* begin INFORMATION SUPPLIED *

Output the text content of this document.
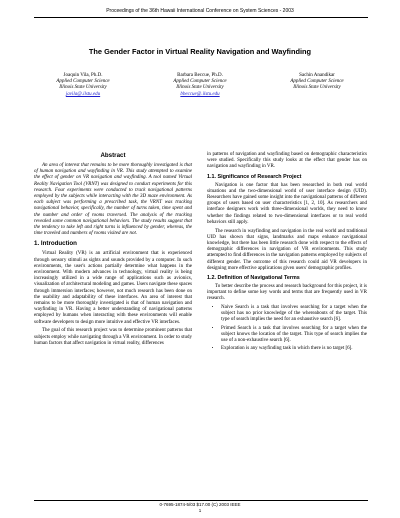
Proceedings of the 36th Hawaii International Conference on System Sciences - 2003
The Gender Factor in Virtual Reality Navigation and Wayfinding
Joaquin Vila, Ph.D.
Applied Computer Science
Illinois State University
javila@.ilstu.edu
Barbara Beccue, Ph.D.
Applied Computer Science
Illinois State University
bbeccue@.ilstu.edu
Sachin Anandikar
Applied Computer Science
Illinois State University
Abstract

An area of interest that remains to be more thoroughly investigated is that of human navigation and wayfinding in VR. This study attempted to examine the effect of gender on VR navigation and wayfinding. A tool named Virtual Reality Navigation Tool (VRNT) was designed to conduct experiments for this research. Four experiments were conducted to track navigational patterns employed by the subjects while interacting with the 3D maze environment. As each subject was performing a prescribed task, the VRNT was tracking navigational behavior, specifically, the number of turns taken, time spent and the number and order of rooms traversed. The analysis of the tracking revealed some common navigational behaviors. The study results suggest that the tendency to take left and right turns is influenced by gender, whereas, the time traveled and numbers of rooms visited are not.

1. Introduction

Virtual Reality (VR) is an artificial environment that is experienced through sensory stimuli as sights and sounds provided by a computer. In such environments, the user's actions partially determine what happens in the environment. With modern advances in technology, virtual reality is being increasingly utilized in a wide range of applications such as avionics, visualization of architectural modeling and games. Users navigate these spaces through immersion interfaces; however, not much research has been done on the usability and adaptability of these interfaces. An area of interest that remains to be more thoroughly investigated is that of human navigation and wayfinding in VR. Having a better understanding of navigational patterns employed by humans when interacting with these environments will enable software developers to design more intuitive and effective VR interfaces.

The goal of this research project was to determine prominent patterns that subjects employ while navigating through a VR environment. In order to study human factors that affect navigation in virtual reality, differences

in patterns of navigation and wayfinding based on demographic characteristics were studied. Specifically this study looks at the effect that gender has on navigation and wayfinding in VR.

1.1. Significance of Research Project

Navigation is one factor that has been researched in both real world situations and the two-dimensional world of user interface design (UID). Researchers have gained some insight into the navigational patterns of different groups of users based on user characteristics [1, 2, 10]. As researchers and interface designers work with three-dimensional worlds, they need to know whether the findings related to two-dimensional interfaces or to real world behaviors still apply.

The research in wayfinding and navigation in the real world and traditional UID has shown that signs, landmarks and maps enhance navigational knowledge, but there has been little research done with respect to the effects of demographic differences in navigation of VR environments. This study attempted to find differences in the navigation patterns employed by subjects of different gender. The outcome of this research could aid VR developers in designing more effective applications given users' demographic profiles.

1.2. Definition of Navigational Terms

To better describe the process and research background for this project, it is important to define some key words and terms that are frequently used in VR research.

• Naive Search is a task that involves searching for a target when the subject has no prior knowledge of the whereabouts of the target. This type of search implies the need for an exhaustive search [6].
• Primed Search is a task that involves searching for a target when the subject knows the location of the target. This type of search implies the use of a non-exhaustive search [6].
• Exploration is any wayfinding task in which there is no target [6].
0-7695-1874-5/03 $17.00 (C) 2003 IEEE
1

* end INFORMATION SUPPLIED *

**EXERCISE OBJECTIVE**.
Return the material word for word. Pictures are not part of the copy.

**REPLY**.
Output the text content of this document.
Proceedings of the 36th Hawaii International Conference on System Sciences - 2003
The Gender Factor in Virtual Reality Navigation and Wayfinding
Joaquin Vila, Ph.D.
Applied Computer Science
Illinois State University
javila@.ilstu.edu
Barbara Beccue, Ph.D.
Applied Computer Science
Illinois State University
bbeccue@.ilstu.edu
Sachin Anandikar
Applied Computer Science
Illinois State University
Abstract

An area of interest that remains to be more thoroughly investigated is that of human navigation and wayfinding in VR. This study attempted to examine the effect of gender on VR navigation and wayfinding. A tool named Virtual Reality Navigation Tool (VRNT) was designed to conduct experiments for this research. Four experiments were conducted to track navigational patterns employed by the subjects while interacting with the 3D maze environment. As each subject was performing a prescribed task, the VRNT was tracking navigational behavior, specifically, the number of turns taken, time spent and the number and order of rooms traversed. The analysis of the tracking revealed some common navigational behaviors. The study results suggest that the tendency to take left and right turns is influenced by gender, whereas, the time traveled and numbers of rooms visited are not.

1. Introduction

Virtual Reality (VR) is an artificial environment that is experienced through sensory stimuli as sights and sounds provided by a computer. In such environments, the user's actions partially determine what happens in the environment. With modern advances in technology, virtual reality is being increasingly utilized in a wide range of applications such as avionics, visualization of architectural modeling and games. Users navigate these spaces through immersion interfaces; however, not much research has been done on the usability and adaptability of these interfaces. An area of interest that remains to be more thoroughly investigated is that of human navigation and wayfinding in VR. Having a better understanding of navigational patterns employed by humans when interacting with these environments will enable software developers to design more intuitive and effective VR interfaces.

The goal of this research project was to determine prominent patterns that subjects employ while navigating through a VR environment. In order to study human factors that affect navigation in virtual reality, differences

in patterns of navigation and wayfinding based on demographic characteristics were studied. Specifically this study looks at the effect that gender has on navigation and wayfinding in VR.

1.1. Significance of Research Project

Navigation is one factor that has been researched in both real world situations and the two-dimensional world of user interface design (UID). Researchers have gained some insight into the navigational patterns of different groups of users based on user characteristics [1, 2, 10]. As researchers and interface designers work with three-dimensional worlds, they need to know whether the findings related to two-dimensional interfaces or to real world behaviors still apply.

The research in wayfinding and navigation in the real world and traditional UID has shown that signs, landmarks and maps enhance navigational knowledge, but there has been little research done with respect to the effects of demographic differences in navigation of VR environments. This study attempted to find differences in the navigation patterns employed by subjects of different gender. The outcome of this research could aid VR developers in designing more effective applications given users' demographic profiles.

1.2. Definition of Navigational Terms

To better describe the process and research background for this project, it is important to define some key words and terms that are frequently used in VR research.

• Naive Search is a task that involves searching for a target when the subject has no prior knowledge of the whereabouts of the target. This type of search implies the need for an exhaustive search [6].
• Primed Search is a task that involves searching for a target when the subject knows the location of the target. This type of search implies the use of a non-exhaustive search [6].
• Exploration is any wayfinding task in which there is no target [6].
0-7695-1874-5/03 $17.00 (C) 2003 IEEE
1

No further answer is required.